> [RECORD EXTRACTS]:
....................

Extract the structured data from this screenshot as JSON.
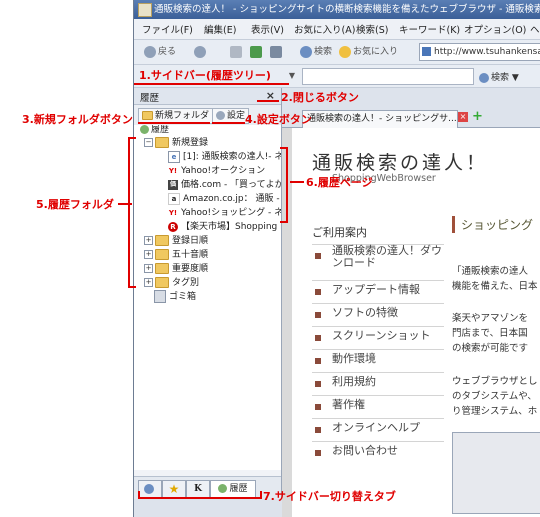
{
  "window": {
    "title": "通販検索の達人！ - ショッピングサイトの横断検索機能を備えたウェブブラウザ - 通販検索の達人！",
    "menu": [
      "ファイル(F)",
      "編集(E)",
      "表示(V)",
      "お気に入り(A)",
      "検索(S)",
      "キーワード(K)",
      "オプション(O)",
      "ヘ"
    ],
    "nav": {
      "back": "戻る",
      "search": "検索",
      "favorites": "お気に入り",
      "url": "http://www.tsuhankensaku"
    },
    "search_button": "検索"
  },
  "sidebar": {
    "header": "履歴",
    "close_glyph": "×",
    "new_folder": "新規フォルダ",
    "settings": "設定",
    "tree": {
      "root": "履歴",
      "folders": [
        {
          "label": "新規登録",
          "expanded": true,
          "pages": [
            {
              "icon": "page-icon",
              "label": "[1]: 通販検索の達人!- ネ"
            },
            {
              "icon": "yahoo-icon",
              "label": "Yahoo!オークション"
            },
            {
              "icon": "kakaku-icon",
              "label": "価格.com - 「買ってよか"
            },
            {
              "icon": "amazon-icon",
              "label": "Amazon.co.jp： 通販 -"
            },
            {
              "icon": "yahoo-icon",
              "label": "Yahoo!ショッピング - ネ"
            },
            {
              "icon": "rakuten-icon",
              "label": "【楽天市場】Shopping i"
            }
          ]
        },
        {
          "label": "登録日順",
          "expanded": false
        },
        {
          "label": "五十音順",
          "expanded": false
        },
        {
          "label": "重要度順",
          "expanded": false
        },
        {
          "label": "タグ別",
          "expanded": false
        }
      ],
      "trash": "ゴミ箱"
    },
    "tabs": [
      "検索",
      "お気に入り",
      "K",
      "履歴"
    ]
  },
  "browser_tab": {
    "title": "通販検索の達人！- ショッピングサ..."
  },
  "page": {
    "title": "通販検索の達人！",
    "subtitle": "ShoppingWebBrowser",
    "nav_heading": "ご利用案内",
    "nav_items": [
      "通販検索の達人！ダウンロード",
      "アップデート情報",
      "ソフトの特徴",
      "スクリーンショット",
      "動作環境",
      "利用規約",
      "著作権",
      "オンラインヘルプ",
      "お問い合わせ"
    ],
    "right_heading": "ショッピング",
    "right_text": [
      "「通販検索の達人",
      "機能を備えた、日本",
      "楽天やアマゾンを",
      "門店まで、日本国",
      "の検索が可能です",
      "ウェブブラウザとし",
      "のタブシステムや、",
      "り管理システム、ホ"
    ]
  },
  "annotations": {
    "a1": "1.サイドバー(履歴ツリー)",
    "a2": "2.閉じるボタン",
    "a3": "3.新規フォルダボタン",
    "a4": "4.設定ボタン",
    "a5": "5.履歴フォルダ",
    "a6": "6.履歴ページ",
    "a7": "7.サイドバー切り替えタブ"
  },
  "colors": {
    "annotation": "#e00000",
    "title_bar": "#3b5f98",
    "nav_marker": "#8a4a3a"
  }
}
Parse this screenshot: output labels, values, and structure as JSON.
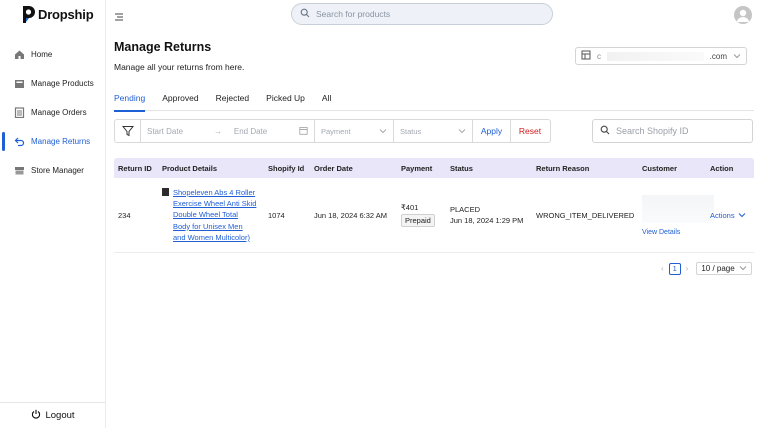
{
  "brand": {
    "name": "Dropship",
    "accent": "#1f5fd6",
    "danger": "#d11c1c"
  },
  "search": {
    "placeholder": "Search for products"
  },
  "sidebar": {
    "items": [
      {
        "label": "Home",
        "icon": "home-icon"
      },
      {
        "label": "Manage Products",
        "icon": "box-icon"
      },
      {
        "label": "Manage Orders",
        "icon": "orders-icon"
      },
      {
        "label": "Manage Returns",
        "icon": "return-icon",
        "active": true
      },
      {
        "label": "Store Manager",
        "icon": "store-icon"
      }
    ],
    "logout_label": "Logout"
  },
  "page": {
    "title": "Manage Returns",
    "subtitle": "Manage all your returns from here.",
    "store_suffix": ".com"
  },
  "tabs": [
    "Pending",
    "Approved",
    "Rejected",
    "Picked Up",
    "All"
  ],
  "filters": {
    "start_date": "Start Date",
    "end_date": "End Date",
    "payment": "Payment",
    "status": "Status",
    "apply": "Apply",
    "reset": "Reset",
    "shopify_placeholder": "Search Shopify ID"
  },
  "table": {
    "headers": [
      "Return ID",
      "Product Details",
      "Shopify Id",
      "Order Date",
      "Payment",
      "Status",
      "Return Reason",
      "Customer",
      "Action"
    ],
    "rows": [
      {
        "return_id": "234",
        "product": "Shopeleven Abs 4 Roller Exercise Wheel Anti Skid Double Wheel Total Body for Unisex Men and Women Multicolor)",
        "shopify_id": "1074",
        "order_date": "Jun 18, 2024 6:32 AM",
        "payment_amount": "₹401",
        "payment_type": "Prepaid",
        "status": "PLACED",
        "status_date": "Jun 18, 2024 1:29 PM",
        "return_reason": "WRONG_ITEM_DELIVERED",
        "view_details": "View Details",
        "actions": "Actions"
      }
    ]
  },
  "pagination": {
    "current": "1",
    "page_size": "10 / page"
  }
}
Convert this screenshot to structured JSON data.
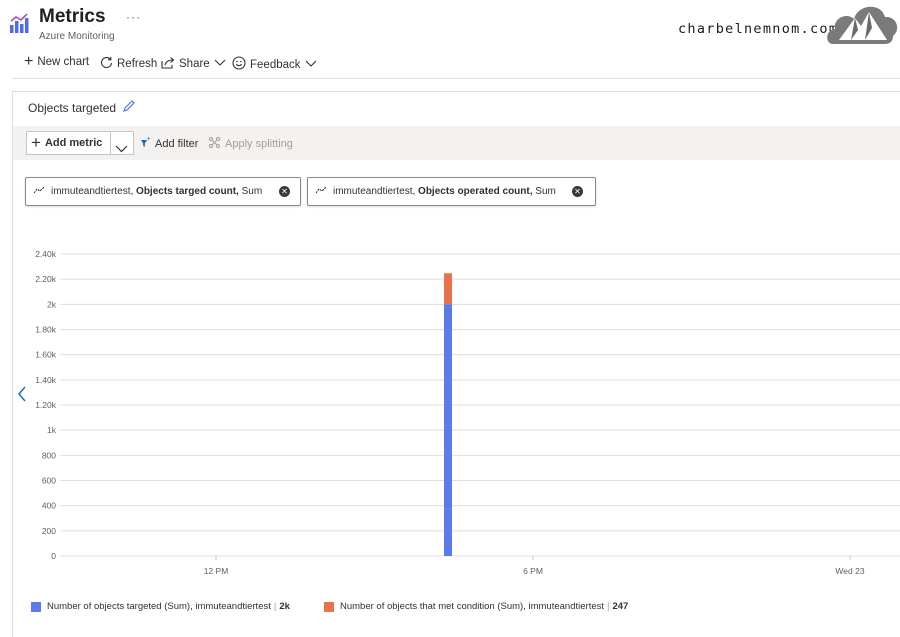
{
  "header": {
    "title": "Metrics",
    "subtitle": "Azure Monitoring",
    "more": "···",
    "watermark": "charbelnemnom.com"
  },
  "toolbar": {
    "new_chart": "New chart",
    "refresh": "Refresh",
    "share": "Share",
    "feedback": "Feedback"
  },
  "chart_panel": {
    "title": "Objects targeted",
    "add_metric": "Add metric",
    "add_filter": "Add filter",
    "apply_splitting": "Apply splitting",
    "pills": [
      {
        "resource": "immuteandtiertest,",
        "metric": "Objects targed count,",
        "agg": "Sum"
      },
      {
        "resource": "immuteandtiertest,",
        "metric": "Objects operated count,",
        "agg": "Sum"
      }
    ]
  },
  "chart_data": {
    "type": "bar",
    "stacked": true,
    "y_ticks": [
      "0",
      "200",
      "400",
      "600",
      "800",
      "1k",
      "1.20k",
      "1.40k",
      "1.60k",
      "1.80k",
      "2k",
      "2.20k",
      "2.40k"
    ],
    "ylim": [
      0,
      2400
    ],
    "x_ticks": [
      "12 PM",
      "6 PM",
      "Wed 23"
    ],
    "grid": true,
    "series": [
      {
        "name": "Number of objects targeted (Sum), immuteandtiertest",
        "value_label": "2k",
        "values": [
          2000
        ],
        "color": "#5b7be8"
      },
      {
        "name": "Number of objects that met condition (Sum), immuteandtiertest",
        "value_label": "247",
        "values": [
          247
        ],
        "color": "#e8734a"
      }
    ]
  }
}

....................

> [TO BE DONE]: Reproduce the full listing above verbatim, with no pictures included.

> [CORRECT RESULT]:
Extract the structured data from this screenshot as JSON.
{
  "window": {
    "title": "通販検索の達人！ - ショッピングサイトの横断検索機能を備えたウェブブラウザ - 通販検索の達人！",
    "menu": [
      "ファイル(F)",
      "編集(E)",
      "表示(V)",
      "お気に入り(A)",
      "検索(S)",
      "キーワード(K)",
      "オプション(O)",
      "ヘ"
    ],
    "nav": {
      "back": "戻る",
      "search": "検索",
      "favorites": "お気に入り",
      "url": "http://www.tsuhankensaku"
    },
    "search_button": "検索"
  },
  "sidebar": {
    "header": "履歴",
    "close_glyph": "×",
    "new_folder": "新規フォルダ",
    "settings": "設定",
    "tree": {
      "root": "履歴",
      "folders": [
        {
          "label": "新規登録",
          "expanded": true,
          "pages": [
            {
              "icon": "page-icon",
              "label": "[1]: 通販検索の達人!- ネ"
            },
            {
              "icon": "yahoo-icon",
              "label": "Yahoo!オークション"
            },
            {
              "icon": "kakaku-icon",
              "label": "価格.com - 「買ってよか"
            },
            {
              "icon": "amazon-icon",
              "label": "Amazon.co.jp： 通販 -"
            },
            {
              "icon": "yahoo-icon",
              "label": "Yahoo!ショッピング - ネ"
            },
            {
              "icon": "rakuten-icon",
              "label": "【楽天市場】Shopping i"
            }
          ]
        },
        {
          "label": "登録日順",
          "expanded": false
        },
        {
          "label": "五十音順",
          "expanded": false
        },
        {
          "label": "重要度順",
          "expanded": false
        },
        {
          "label": "タグ別",
          "expanded": false
        }
      ],
      "trash": "ゴミ箱"
    },
    "tabs": [
      "検索",
      "お気に入り",
      "K",
      "履歴"
    ]
  },
  "browser_tab": {
    "title": "通販検索の達人！- ショッピングサ..."
  },
  "page": {
    "title": "通販検索の達人！",
    "subtitle": "ShoppingWebBrowser",
    "nav_heading": "ご利用案内",
    "nav_items": [
      "通販検索の達人！ダウンロード",
      "アップデート情報",
      "ソフトの特徴",
      "スクリーンショット",
      "動作環境",
      "利用規約",
      "著作権",
      "オンラインヘルプ",
      "お問い合わせ"
    ],
    "right_heading": "ショッピング",
    "right_text": [
      "「通販検索の達人",
      "機能を備えた、日本",
      "楽天やアマゾンを",
      "門店まで、日本国",
      "の検索が可能です",
      "ウェブブラウザとし",
      "のタブシステムや、",
      "り管理システム、ホ"
    ]
  },
  "annotations": {
    "a1": "1.サイドバー(履歴ツリー)",
    "a2": "2.閉じるボタン",
    "a3": "3.新規フォルダボタン",
    "a4": "4.設定ボタン",
    "a5": "5.履歴フォルダ",
    "a6": "6.履歴ページ",
    "a7": "7.サイドバー切り替えタブ"
  },
  "colors": {
    "annotation": "#e00000",
    "title_bar": "#3b5f98",
    "nav_marker": "#8a4a3a"
  }
}
Parse this screenshot: output labels, values, and structure as JSON.
{
  "brand": {
    "name": "Dropship",
    "accent": "#1f5fd6",
    "danger": "#d11c1c"
  },
  "search": {
    "placeholder": "Search for products"
  },
  "sidebar": {
    "items": [
      {
        "label": "Home",
        "icon": "home-icon"
      },
      {
        "label": "Manage Products",
        "icon": "box-icon"
      },
      {
        "label": "Manage Orders",
        "icon": "orders-icon"
      },
      {
        "label": "Manage Returns",
        "icon": "return-icon",
        "active": true
      },
      {
        "label": "Store Manager",
        "icon": "store-icon"
      }
    ],
    "logout_label": "Logout"
  },
  "page": {
    "title": "Manage Returns",
    "subtitle": "Manage all your returns from here.",
    "store_suffix": ".com"
  },
  "tabs": [
    "Pending",
    "Approved",
    "Rejected",
    "Picked Up",
    "All"
  ],
  "filters": {
    "start_date": "Start Date",
    "end_date": "End Date",
    "payment": "Payment",
    "status": "Status",
    "apply": "Apply",
    "reset": "Reset",
    "shopify_placeholder": "Search Shopify ID"
  },
  "table": {
    "headers": [
      "Return ID",
      "Product Details",
      "Shopify Id",
      "Order Date",
      "Payment",
      "Status",
      "Return Reason",
      "Customer",
      "Action"
    ],
    "rows": [
      {
        "return_id": "234",
        "product": "Shopeleven Abs 4 Roller Exercise Wheel Anti Skid Double Wheel Total Body for Unisex Men and Women Multicolor)",
        "shopify_id": "1074",
        "order_date": "Jun 18, 2024 6:32 AM",
        "payment_amount": "₹401",
        "payment_type": "Prepaid",
        "status": "PLACED",
        "status_date": "Jun 18, 2024 1:29 PM",
        "return_reason": "WRONG_ITEM_DELIVERED",
        "view_details": "View Details",
        "actions": "Actions"
      }
    ]
  },
  "pagination": {
    "current": "1",
    "page_size": "10 / page"
  }
}
Convert this screenshot to structured JSON data.
{
  "header": {
    "title": "Metrics",
    "subtitle": "Azure Monitoring",
    "more": "···",
    "watermark": "charbelnemnom.com"
  },
  "toolbar": {
    "new_chart": "New chart",
    "refresh": "Refresh",
    "share": "Share",
    "feedback": "Feedback"
  },
  "chart_panel": {
    "title": "Objects targeted",
    "add_metric": "Add metric",
    "add_filter": "Add filter",
    "apply_splitting": "Apply splitting",
    "pills": [
      {
        "resource": "immuteandtiertest,",
        "metric": "Objects targed count,",
        "agg": "Sum"
      },
      {
        "resource": "immuteandtiertest,",
        "metric": "Objects operated count,",
        "agg": "Sum"
      }
    ]
  },
  "chart_data": {
    "type": "bar",
    "stacked": true,
    "y_ticks": [
      "0",
      "200",
      "400",
      "600",
      "800",
      "1k",
      "1.20k",
      "1.40k",
      "1.60k",
      "1.80k",
      "2k",
      "2.20k",
      "2.40k"
    ],
    "ylim": [
      0,
      2400
    ],
    "x_ticks": [
      "12 PM",
      "6 PM",
      "Wed 23"
    ],
    "grid": true,
    "series": [
      {
        "name": "Number of objects targeted (Sum), immuteandtiertest",
        "value_label": "2k",
        "values": [
          2000
        ],
        "color": "#5b7be8"
      },
      {
        "name": "Number of objects that met condition (Sum), immuteandtiertest",
        "value_label": "247",
        "values": [
          247
        ],
        "color": "#e8734a"
      }
    ]
  }
}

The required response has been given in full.